--- Start of SUPPLIED DATA ---
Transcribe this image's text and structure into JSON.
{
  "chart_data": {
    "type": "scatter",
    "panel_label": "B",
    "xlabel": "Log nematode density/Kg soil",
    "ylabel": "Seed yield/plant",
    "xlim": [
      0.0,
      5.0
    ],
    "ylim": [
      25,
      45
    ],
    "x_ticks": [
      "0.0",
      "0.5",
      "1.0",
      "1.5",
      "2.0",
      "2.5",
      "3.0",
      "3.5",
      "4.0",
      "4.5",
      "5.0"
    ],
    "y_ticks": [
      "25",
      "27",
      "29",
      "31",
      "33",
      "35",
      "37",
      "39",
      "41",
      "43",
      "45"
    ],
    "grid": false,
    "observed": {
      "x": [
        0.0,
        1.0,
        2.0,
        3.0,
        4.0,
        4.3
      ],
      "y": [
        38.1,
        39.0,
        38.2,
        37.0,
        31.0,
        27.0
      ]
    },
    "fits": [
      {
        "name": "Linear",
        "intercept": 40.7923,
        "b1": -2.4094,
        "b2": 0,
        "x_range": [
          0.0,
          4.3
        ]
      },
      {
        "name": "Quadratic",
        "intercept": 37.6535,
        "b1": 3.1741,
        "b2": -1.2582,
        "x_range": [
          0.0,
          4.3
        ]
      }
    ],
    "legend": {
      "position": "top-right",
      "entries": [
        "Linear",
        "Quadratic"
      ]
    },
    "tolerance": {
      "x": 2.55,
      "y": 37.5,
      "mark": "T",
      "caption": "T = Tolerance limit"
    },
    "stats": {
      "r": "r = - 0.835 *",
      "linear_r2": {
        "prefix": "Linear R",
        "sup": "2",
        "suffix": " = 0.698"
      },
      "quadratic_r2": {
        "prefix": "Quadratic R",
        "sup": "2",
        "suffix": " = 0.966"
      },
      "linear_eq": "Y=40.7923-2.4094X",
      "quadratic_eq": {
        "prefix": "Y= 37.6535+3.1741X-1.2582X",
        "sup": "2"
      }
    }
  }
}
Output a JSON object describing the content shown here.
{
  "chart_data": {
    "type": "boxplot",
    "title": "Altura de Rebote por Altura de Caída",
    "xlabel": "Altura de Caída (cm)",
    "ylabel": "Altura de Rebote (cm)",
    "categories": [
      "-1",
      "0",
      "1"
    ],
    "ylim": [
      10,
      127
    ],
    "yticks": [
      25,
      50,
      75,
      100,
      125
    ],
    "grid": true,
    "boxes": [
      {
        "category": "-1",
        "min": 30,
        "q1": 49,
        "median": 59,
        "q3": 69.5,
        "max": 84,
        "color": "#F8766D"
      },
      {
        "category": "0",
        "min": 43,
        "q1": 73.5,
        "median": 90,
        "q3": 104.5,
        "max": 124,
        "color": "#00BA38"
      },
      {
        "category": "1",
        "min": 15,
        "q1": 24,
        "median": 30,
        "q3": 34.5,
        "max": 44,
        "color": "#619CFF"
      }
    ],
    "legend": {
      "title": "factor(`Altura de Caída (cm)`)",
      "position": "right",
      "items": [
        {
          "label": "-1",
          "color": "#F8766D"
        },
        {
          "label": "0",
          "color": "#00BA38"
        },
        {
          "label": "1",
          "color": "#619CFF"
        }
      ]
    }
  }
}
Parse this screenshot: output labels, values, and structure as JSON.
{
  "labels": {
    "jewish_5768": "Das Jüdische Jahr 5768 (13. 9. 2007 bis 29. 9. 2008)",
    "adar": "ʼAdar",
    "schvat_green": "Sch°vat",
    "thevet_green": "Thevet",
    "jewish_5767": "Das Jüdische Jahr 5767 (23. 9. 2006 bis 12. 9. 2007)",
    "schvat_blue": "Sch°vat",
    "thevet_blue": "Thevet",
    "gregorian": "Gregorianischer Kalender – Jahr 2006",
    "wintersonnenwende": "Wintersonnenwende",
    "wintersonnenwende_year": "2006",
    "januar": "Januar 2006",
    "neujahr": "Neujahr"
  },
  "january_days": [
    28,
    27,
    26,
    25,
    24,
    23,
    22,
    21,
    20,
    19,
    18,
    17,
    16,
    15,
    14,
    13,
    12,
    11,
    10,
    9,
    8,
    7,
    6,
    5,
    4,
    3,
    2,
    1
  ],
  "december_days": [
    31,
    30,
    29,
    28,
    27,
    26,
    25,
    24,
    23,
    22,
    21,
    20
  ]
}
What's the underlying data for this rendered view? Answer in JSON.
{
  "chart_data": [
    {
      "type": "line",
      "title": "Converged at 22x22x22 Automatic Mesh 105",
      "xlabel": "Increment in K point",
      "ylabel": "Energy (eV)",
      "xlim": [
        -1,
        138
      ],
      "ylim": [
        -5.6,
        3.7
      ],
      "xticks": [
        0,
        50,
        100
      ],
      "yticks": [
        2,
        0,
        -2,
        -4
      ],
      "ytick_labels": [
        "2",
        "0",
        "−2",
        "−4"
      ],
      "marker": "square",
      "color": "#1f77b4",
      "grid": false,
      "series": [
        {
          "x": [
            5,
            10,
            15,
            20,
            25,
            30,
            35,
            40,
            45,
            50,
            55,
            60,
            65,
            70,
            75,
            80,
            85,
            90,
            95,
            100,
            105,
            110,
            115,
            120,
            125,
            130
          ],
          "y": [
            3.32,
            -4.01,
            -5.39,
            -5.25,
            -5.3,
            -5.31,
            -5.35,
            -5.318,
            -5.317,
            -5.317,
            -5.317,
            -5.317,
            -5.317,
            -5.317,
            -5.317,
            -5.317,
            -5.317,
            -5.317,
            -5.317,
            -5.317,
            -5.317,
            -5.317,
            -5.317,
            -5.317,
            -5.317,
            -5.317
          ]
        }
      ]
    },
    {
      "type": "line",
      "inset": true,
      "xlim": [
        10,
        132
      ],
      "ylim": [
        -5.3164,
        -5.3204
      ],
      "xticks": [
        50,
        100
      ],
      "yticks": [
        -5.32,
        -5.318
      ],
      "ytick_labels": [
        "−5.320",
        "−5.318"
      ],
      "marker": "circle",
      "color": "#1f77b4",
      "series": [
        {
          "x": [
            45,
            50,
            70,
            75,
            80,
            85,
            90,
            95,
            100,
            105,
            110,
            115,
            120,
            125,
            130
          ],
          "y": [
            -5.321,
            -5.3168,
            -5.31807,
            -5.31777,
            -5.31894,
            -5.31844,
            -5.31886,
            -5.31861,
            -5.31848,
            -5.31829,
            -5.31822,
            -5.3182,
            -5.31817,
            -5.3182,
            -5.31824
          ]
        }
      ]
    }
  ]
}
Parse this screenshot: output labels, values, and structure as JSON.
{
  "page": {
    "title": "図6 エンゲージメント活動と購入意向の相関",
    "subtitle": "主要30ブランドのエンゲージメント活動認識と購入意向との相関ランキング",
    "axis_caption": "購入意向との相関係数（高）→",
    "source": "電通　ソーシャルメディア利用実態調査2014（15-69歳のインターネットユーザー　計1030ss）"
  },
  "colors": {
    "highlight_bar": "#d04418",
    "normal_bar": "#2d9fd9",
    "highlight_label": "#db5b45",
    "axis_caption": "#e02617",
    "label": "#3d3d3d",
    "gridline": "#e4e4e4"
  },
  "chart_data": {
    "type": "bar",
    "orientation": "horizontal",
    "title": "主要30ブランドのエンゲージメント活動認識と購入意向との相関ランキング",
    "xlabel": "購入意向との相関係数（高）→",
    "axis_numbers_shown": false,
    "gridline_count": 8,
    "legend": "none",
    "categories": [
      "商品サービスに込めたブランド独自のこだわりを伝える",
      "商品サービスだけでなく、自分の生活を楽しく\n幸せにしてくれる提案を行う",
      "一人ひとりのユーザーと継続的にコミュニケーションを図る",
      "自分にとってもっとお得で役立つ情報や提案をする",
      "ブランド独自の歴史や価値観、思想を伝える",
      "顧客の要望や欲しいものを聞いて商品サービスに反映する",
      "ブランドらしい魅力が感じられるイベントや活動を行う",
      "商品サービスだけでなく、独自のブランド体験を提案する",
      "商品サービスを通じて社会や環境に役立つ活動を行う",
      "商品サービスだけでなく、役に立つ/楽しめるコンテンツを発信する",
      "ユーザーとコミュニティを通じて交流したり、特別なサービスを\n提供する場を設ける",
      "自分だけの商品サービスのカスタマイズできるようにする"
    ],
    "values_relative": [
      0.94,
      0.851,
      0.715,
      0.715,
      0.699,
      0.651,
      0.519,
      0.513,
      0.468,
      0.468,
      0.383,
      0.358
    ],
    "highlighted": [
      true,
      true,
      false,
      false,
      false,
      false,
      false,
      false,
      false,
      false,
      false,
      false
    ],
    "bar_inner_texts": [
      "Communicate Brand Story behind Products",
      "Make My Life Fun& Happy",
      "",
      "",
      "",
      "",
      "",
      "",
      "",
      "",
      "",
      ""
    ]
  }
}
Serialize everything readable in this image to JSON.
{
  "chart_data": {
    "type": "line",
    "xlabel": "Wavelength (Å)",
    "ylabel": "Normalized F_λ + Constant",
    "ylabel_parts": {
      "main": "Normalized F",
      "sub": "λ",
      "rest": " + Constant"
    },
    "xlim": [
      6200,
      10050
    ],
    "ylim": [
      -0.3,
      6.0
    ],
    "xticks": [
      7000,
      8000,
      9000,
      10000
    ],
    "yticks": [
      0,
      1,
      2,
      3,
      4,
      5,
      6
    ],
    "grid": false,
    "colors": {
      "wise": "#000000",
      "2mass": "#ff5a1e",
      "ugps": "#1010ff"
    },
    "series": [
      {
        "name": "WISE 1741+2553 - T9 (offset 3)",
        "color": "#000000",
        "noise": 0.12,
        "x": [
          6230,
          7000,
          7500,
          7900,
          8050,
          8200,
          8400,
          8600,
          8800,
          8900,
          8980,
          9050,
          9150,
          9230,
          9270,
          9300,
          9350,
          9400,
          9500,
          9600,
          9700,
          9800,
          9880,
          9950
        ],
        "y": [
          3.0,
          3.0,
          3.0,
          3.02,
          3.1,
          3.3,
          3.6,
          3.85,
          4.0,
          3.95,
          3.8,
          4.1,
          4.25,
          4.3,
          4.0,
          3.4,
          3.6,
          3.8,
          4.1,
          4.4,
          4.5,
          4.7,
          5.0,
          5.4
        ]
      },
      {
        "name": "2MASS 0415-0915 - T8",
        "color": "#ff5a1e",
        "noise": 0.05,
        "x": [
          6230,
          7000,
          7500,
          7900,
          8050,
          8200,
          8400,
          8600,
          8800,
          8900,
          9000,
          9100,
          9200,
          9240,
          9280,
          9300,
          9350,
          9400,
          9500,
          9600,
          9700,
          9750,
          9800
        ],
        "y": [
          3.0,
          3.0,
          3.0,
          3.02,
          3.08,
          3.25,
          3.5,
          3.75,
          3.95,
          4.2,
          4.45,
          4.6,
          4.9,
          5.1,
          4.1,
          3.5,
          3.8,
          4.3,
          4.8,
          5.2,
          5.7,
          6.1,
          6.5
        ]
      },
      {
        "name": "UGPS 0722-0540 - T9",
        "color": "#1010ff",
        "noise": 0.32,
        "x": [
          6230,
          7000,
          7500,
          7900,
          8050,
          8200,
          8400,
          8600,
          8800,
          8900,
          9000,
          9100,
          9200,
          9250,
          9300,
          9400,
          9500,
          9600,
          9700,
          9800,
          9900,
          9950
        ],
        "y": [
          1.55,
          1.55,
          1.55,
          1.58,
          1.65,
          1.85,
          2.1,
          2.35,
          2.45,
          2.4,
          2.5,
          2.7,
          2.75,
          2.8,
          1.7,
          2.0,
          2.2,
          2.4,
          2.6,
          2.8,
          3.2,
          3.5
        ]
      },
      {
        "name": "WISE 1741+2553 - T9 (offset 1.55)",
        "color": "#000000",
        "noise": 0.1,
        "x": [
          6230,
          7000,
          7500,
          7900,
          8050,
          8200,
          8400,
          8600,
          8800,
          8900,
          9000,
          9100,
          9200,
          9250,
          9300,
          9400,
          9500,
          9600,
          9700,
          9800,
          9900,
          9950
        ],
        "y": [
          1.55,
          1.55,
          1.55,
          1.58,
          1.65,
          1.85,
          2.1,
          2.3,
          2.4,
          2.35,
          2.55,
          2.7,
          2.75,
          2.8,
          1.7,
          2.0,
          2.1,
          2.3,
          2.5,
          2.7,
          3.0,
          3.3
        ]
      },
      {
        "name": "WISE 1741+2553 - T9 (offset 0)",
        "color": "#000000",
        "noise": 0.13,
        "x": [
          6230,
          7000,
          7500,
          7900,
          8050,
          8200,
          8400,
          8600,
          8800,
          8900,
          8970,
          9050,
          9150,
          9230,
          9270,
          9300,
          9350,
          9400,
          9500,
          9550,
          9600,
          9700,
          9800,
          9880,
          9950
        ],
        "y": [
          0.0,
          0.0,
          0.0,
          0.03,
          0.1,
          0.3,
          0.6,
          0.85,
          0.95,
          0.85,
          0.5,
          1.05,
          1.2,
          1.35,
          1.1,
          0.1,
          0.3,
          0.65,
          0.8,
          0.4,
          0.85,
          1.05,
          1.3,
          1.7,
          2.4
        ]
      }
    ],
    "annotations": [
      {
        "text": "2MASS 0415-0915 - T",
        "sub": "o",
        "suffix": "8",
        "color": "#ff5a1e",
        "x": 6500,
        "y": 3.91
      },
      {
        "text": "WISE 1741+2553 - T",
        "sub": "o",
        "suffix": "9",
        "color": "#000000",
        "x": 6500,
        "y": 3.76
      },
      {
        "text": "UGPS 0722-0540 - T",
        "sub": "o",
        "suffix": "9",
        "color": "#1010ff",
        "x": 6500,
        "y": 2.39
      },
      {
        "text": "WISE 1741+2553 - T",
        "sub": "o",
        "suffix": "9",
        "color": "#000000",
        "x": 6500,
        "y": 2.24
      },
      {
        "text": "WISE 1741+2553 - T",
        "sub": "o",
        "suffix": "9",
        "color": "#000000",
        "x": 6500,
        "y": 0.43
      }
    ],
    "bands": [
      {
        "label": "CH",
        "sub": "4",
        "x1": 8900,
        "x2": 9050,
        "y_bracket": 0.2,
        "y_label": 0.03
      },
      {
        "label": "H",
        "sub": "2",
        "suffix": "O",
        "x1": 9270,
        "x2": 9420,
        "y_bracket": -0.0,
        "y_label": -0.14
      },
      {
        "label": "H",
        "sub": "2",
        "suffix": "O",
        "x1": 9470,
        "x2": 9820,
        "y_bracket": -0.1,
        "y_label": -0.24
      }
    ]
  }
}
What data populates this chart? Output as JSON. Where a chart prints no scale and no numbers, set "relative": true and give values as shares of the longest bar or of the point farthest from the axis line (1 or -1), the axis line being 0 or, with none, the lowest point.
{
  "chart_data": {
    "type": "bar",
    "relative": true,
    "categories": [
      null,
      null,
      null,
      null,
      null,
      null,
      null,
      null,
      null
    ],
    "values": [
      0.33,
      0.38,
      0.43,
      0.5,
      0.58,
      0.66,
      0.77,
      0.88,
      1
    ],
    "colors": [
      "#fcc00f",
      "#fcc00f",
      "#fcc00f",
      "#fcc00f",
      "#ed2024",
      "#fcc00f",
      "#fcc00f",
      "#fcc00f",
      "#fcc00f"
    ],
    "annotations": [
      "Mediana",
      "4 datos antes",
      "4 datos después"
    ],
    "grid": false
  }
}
--- End of SUPPLIED DATA ---
* **TASK TO COMPLETE**
Pull every line containing the word "noise" out of the material and copy it.

* **ANSWER FOR THIS EXERCISE**
        "noise": 0.12,
        "noise": 0.05,
        "noise": 0.32,
        "noise": 0.1,
        "noise": 0.13,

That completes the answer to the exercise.